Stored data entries
- - - - -

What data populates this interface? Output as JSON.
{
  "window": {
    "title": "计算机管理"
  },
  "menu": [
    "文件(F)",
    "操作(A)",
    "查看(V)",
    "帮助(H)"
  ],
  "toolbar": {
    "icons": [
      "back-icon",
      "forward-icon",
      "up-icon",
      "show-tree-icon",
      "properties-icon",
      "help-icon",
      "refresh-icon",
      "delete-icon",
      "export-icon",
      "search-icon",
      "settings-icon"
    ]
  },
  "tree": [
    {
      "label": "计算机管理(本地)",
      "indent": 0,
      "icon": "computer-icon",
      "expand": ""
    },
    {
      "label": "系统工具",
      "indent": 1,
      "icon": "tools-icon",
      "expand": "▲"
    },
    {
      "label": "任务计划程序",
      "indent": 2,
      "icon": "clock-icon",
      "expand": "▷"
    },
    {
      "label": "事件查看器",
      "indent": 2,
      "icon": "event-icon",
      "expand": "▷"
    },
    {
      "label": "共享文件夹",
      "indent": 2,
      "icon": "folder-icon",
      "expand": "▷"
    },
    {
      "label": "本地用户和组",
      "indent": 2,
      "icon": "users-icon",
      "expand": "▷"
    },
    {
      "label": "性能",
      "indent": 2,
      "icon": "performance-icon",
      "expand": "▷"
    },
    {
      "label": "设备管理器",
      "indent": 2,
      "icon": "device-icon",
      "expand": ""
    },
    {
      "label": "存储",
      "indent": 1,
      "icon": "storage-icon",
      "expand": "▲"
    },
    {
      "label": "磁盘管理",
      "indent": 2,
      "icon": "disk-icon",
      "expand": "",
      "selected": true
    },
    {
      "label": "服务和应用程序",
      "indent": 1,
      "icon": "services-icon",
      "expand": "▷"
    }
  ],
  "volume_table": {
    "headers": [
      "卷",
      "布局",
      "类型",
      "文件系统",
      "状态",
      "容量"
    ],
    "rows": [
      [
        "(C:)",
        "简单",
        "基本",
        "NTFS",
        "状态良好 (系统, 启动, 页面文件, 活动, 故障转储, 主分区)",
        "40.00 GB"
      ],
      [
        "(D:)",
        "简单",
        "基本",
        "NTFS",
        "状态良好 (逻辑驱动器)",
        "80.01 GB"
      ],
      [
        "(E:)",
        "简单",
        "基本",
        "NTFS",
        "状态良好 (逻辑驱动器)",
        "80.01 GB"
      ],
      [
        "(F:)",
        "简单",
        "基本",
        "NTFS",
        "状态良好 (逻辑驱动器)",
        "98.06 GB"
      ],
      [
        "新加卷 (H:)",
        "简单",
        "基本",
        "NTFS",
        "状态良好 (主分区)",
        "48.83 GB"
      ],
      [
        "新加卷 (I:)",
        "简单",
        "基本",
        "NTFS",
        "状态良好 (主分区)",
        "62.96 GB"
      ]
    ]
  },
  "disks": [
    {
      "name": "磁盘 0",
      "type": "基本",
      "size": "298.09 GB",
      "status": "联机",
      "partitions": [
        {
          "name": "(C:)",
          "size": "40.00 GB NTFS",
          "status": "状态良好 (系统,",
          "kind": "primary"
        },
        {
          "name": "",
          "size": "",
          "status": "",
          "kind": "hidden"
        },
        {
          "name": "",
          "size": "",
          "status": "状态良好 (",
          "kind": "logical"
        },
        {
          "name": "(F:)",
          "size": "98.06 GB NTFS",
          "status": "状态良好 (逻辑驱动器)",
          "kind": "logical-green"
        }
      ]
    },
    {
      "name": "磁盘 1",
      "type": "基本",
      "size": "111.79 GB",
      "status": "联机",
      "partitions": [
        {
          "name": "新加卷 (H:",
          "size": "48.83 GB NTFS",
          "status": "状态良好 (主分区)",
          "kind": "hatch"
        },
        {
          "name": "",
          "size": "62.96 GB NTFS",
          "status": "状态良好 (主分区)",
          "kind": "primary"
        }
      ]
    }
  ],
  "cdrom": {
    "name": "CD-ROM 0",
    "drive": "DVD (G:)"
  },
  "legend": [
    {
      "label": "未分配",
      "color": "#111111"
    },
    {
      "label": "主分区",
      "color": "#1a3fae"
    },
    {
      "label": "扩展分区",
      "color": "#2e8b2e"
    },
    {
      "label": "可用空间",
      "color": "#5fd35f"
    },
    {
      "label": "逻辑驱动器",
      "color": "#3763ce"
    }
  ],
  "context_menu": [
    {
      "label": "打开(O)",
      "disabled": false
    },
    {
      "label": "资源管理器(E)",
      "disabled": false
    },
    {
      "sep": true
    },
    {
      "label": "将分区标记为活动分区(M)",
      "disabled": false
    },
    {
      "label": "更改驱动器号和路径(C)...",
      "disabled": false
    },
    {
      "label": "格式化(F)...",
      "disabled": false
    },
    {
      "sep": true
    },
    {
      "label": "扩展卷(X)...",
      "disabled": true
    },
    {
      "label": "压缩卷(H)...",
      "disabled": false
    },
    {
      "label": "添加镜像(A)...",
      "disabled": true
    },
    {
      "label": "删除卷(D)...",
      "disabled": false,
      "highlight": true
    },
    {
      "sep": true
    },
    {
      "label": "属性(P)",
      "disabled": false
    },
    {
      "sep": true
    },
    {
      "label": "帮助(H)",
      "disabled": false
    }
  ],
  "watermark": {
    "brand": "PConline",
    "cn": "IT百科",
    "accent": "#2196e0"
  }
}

- - - - -

• **DIRECTIONS FOR THIS TASK**
Search the lines above for the string "kind" and copy each line that has it.

• **SOLVED PROBLEM**
          "kind": "primary"
          "kind": "hidden"
          "kind": "logical"
          "kind": "logical-green"
          "kind": "hatch"
          "kind": "primary"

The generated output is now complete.